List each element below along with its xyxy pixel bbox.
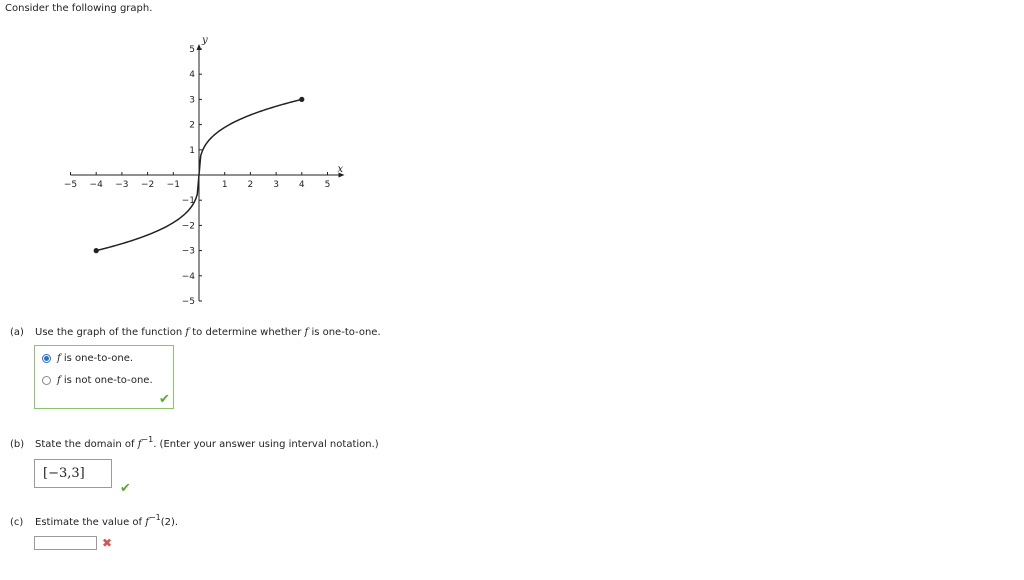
y-tick-label: 3 bbox=[189, 95, 195, 105]
inverse-superscript: −1 bbox=[148, 512, 161, 522]
option-one-to-one[interactable]: f is one-to-one. bbox=[42, 353, 133, 364]
y-axis-label: y bbox=[201, 35, 208, 46]
y-tick-label: −4 bbox=[182, 272, 196, 282]
intro-text: Consider the following graph. bbox=[5, 3, 153, 14]
y-tick-label: −2 bbox=[182, 221, 195, 231]
y-tick-label: −3 bbox=[182, 247, 195, 257]
function-symbol: f bbox=[185, 327, 190, 338]
x-axis-label: x bbox=[338, 164, 344, 175]
part-b-prompt-text: State the domain of bbox=[35, 439, 135, 450]
inverse-superscript: −1 bbox=[141, 434, 154, 444]
part-a-prompt-text: to determine whether bbox=[192, 327, 302, 338]
curve-endpoint-left bbox=[93, 248, 99, 254]
part-b-prompt: State the domain of f−1. (Enter your ans… bbox=[35, 435, 379, 450]
part-b-prompt-text: . (Enter your answer using interval nota… bbox=[153, 439, 379, 450]
function-symbol: f bbox=[304, 327, 309, 338]
x-tick-label: −4 bbox=[90, 180, 104, 190]
correct-check-icon: ✔ bbox=[159, 392, 170, 407]
x-tick-label: 2 bbox=[248, 180, 254, 190]
option-label: is one-to-one. bbox=[63, 353, 134, 364]
radio-not-one-to-one[interactable] bbox=[42, 376, 51, 385]
x-tick-label: 1 bbox=[222, 180, 228, 190]
option-not-one-to-one[interactable]: f is not one-to-one. bbox=[42, 375, 153, 386]
part-c-prompt-text: (2). bbox=[160, 517, 179, 528]
y-tick-label: 4 bbox=[189, 70, 195, 80]
incorrect-x-icon: ✖ bbox=[102, 536, 113, 550]
part-a-label: (a) bbox=[10, 327, 24, 338]
x-tick-label: 3 bbox=[273, 180, 279, 190]
part-c-prompt: Estimate the value of f−1(2). bbox=[35, 513, 179, 528]
x-tick-label: 5 bbox=[325, 180, 331, 190]
y-tick-label: 2 bbox=[189, 121, 195, 131]
part-c-label: (c) bbox=[10, 517, 24, 528]
x-tick-label: 4 bbox=[299, 180, 305, 190]
x-tick-label: −3 bbox=[115, 180, 128, 190]
y-tick-label: −5 bbox=[182, 297, 195, 307]
estimate-input[interactable] bbox=[34, 536, 97, 550]
x-axis bbox=[70, 172, 345, 178]
curve-endpoint-right bbox=[299, 96, 305, 102]
part-a-choices: f is one-to-one. f is not one-to-one. ✔ bbox=[34, 345, 174, 409]
part-c-prompt-text: Estimate the value of bbox=[35, 517, 143, 528]
correct-check-icon: ✔ bbox=[120, 481, 131, 496]
function-symbol: f bbox=[57, 375, 61, 386]
x-tick-label: −1 bbox=[167, 180, 180, 190]
x-tick-label: −2 bbox=[141, 180, 154, 190]
y-tick-label: 5 bbox=[189, 45, 195, 55]
x-tick-label: −5 bbox=[64, 180, 77, 190]
option-label: is not one-to-one. bbox=[63, 375, 153, 386]
function-symbol: f bbox=[57, 353, 61, 364]
part-a-prompt-text: Use the graph of the function bbox=[35, 327, 183, 338]
part-a-prompt: Use the graph of the function f to deter… bbox=[35, 327, 381, 338]
domain-answer-field[interactable]: [−3,3] bbox=[34, 459, 112, 488]
y-tick-label: 1 bbox=[189, 146, 195, 156]
part-a-prompt-text: is one-to-one. bbox=[311, 327, 381, 338]
radio-one-to-one[interactable] bbox=[42, 354, 51, 363]
function-graph: −5 −4 −3 −2 −1 1 2 3 4 5 54321−1−2−3−4−5 x y bbox=[64, 35, 345, 307]
part-b-label: (b) bbox=[10, 439, 25, 450]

= Requirement =
Could you transcribe every line of the item above word for word, leaving the picture out of your answer?

= Task output =
List each element below along with its xyxy pixel bbox.
y-tick-label: 3 bbox=[189, 95, 195, 105]
inverse-superscript: −1 bbox=[148, 512, 161, 522]
option-one-to-one[interactable]: f is one-to-one. bbox=[42, 353, 133, 364]
y-axis-label: y bbox=[201, 35, 208, 46]
y-tick-label: −4 bbox=[182, 272, 196, 282]
intro-text: Consider the following graph. bbox=[5, 3, 153, 14]
y-tick-label: −2 bbox=[182, 221, 195, 231]
y-tick-label: −3 bbox=[182, 247, 195, 257]
function-symbol: f bbox=[185, 327, 190, 338]
x-axis-label: x bbox=[338, 164, 344, 175]
part-b-prompt-text: State the domain of bbox=[35, 439, 135, 450]
inverse-superscript: −1 bbox=[141, 434, 154, 444]
part-a-prompt-text: to determine whether bbox=[192, 327, 302, 338]
curve-endpoint-left bbox=[93, 248, 99, 254]
part-b-prompt: State the domain of f−1. (Enter your ans… bbox=[35, 435, 379, 450]
part-b-prompt-text: . (Enter your answer using interval nota… bbox=[153, 439, 379, 450]
function-symbol: f bbox=[304, 327, 309, 338]
x-tick-label: −4 bbox=[90, 180, 104, 190]
correct-check-icon: ✔ bbox=[159, 392, 170, 407]
x-tick-label: 2 bbox=[248, 180, 254, 190]
option-label: is one-to-one. bbox=[63, 353, 134, 364]
radio-not-one-to-one[interactable] bbox=[42, 376, 51, 385]
x-tick-label: 1 bbox=[222, 180, 228, 190]
option-not-one-to-one[interactable]: f is not one-to-one. bbox=[42, 375, 153, 386]
part-c-prompt-text: (2). bbox=[160, 517, 179, 528]
y-tick-label: 4 bbox=[189, 70, 195, 80]
incorrect-x-icon: ✖ bbox=[102, 536, 113, 550]
part-a-label: (a) bbox=[10, 327, 24, 338]
x-tick-label: 3 bbox=[273, 180, 279, 190]
part-c-prompt: Estimate the value of f−1(2). bbox=[35, 513, 179, 528]
x-tick-label: 5 bbox=[325, 180, 331, 190]
y-tick-label: 2 bbox=[189, 121, 195, 131]
part-c-label: (c) bbox=[10, 517, 24, 528]
x-tick-label: 4 bbox=[299, 180, 305, 190]
x-tick-label: −3 bbox=[115, 180, 128, 190]
y-tick-label: −5 bbox=[182, 297, 195, 307]
estimate-input[interactable] bbox=[34, 536, 97, 550]
x-axis bbox=[70, 172, 345, 178]
curve-endpoint-right bbox=[299, 96, 305, 102]
part-a-choices: f is one-to-one. f is not one-to-one. ✔ bbox=[34, 345, 174, 409]
part-c-prompt-text: Estimate the value of bbox=[35, 517, 143, 528]
correct-check-icon: ✔ bbox=[120, 481, 131, 496]
function-symbol: f bbox=[57, 375, 61, 386]
x-tick-label: −1 bbox=[167, 180, 180, 190]
x-tick-label: −2 bbox=[141, 180, 154, 190]
y-tick-label: 5 bbox=[189, 45, 195, 55]
x-tick-label: −5 bbox=[64, 180, 77, 190]
option-label: is not one-to-one. bbox=[63, 375, 153, 386]
function-symbol: f bbox=[57, 353, 61, 364]
part-a-prompt-text: Use the graph of the function bbox=[35, 327, 183, 338]
part-a-prompt: Use the graph of the function f to deter… bbox=[35, 327, 381, 338]
domain-answer-field[interactable]: [−3,3] bbox=[34, 459, 112, 488]
y-tick-label: 1 bbox=[189, 146, 195, 156]
part-a-prompt-text: is one-to-one. bbox=[311, 327, 381, 338]
radio-one-to-one[interactable] bbox=[42, 354, 51, 363]
function-graph: −5 −4 −3 −2 −1 1 2 3 4 5 54321−1−2−3−4−5 x y bbox=[64, 35, 345, 307]
part-b-label: (b) bbox=[10, 439, 25, 450]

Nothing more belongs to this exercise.